--- Record excerpts ---

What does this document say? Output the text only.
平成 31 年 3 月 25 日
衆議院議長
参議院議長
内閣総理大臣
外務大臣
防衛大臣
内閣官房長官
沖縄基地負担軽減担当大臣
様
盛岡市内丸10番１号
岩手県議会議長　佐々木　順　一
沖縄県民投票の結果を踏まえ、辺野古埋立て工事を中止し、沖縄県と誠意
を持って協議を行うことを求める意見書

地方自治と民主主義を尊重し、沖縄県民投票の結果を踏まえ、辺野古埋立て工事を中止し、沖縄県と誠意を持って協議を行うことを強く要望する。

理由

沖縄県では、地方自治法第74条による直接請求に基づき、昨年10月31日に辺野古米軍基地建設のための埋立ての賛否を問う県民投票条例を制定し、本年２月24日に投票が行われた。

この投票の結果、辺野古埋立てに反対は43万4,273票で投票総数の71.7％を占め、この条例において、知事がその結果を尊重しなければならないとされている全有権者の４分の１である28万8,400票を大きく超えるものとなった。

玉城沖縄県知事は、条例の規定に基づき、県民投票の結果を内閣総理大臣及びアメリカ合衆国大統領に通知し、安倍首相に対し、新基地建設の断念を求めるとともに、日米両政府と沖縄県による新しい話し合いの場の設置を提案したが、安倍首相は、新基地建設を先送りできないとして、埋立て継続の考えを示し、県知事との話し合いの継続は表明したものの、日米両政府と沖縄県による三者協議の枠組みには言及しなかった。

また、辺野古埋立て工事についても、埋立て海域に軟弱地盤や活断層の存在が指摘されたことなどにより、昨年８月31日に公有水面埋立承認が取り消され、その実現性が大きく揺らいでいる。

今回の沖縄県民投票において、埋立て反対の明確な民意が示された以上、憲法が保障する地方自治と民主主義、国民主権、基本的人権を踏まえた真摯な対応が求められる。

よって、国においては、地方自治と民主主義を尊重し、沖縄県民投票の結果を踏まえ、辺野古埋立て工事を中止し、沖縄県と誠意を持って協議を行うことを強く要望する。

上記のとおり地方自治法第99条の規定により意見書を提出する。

---

Aim of the task:
Give the number of lines that carry the word "沖縄県と誠意を持って協議を行うことを強く要望する", with nothing added.

Solution:
2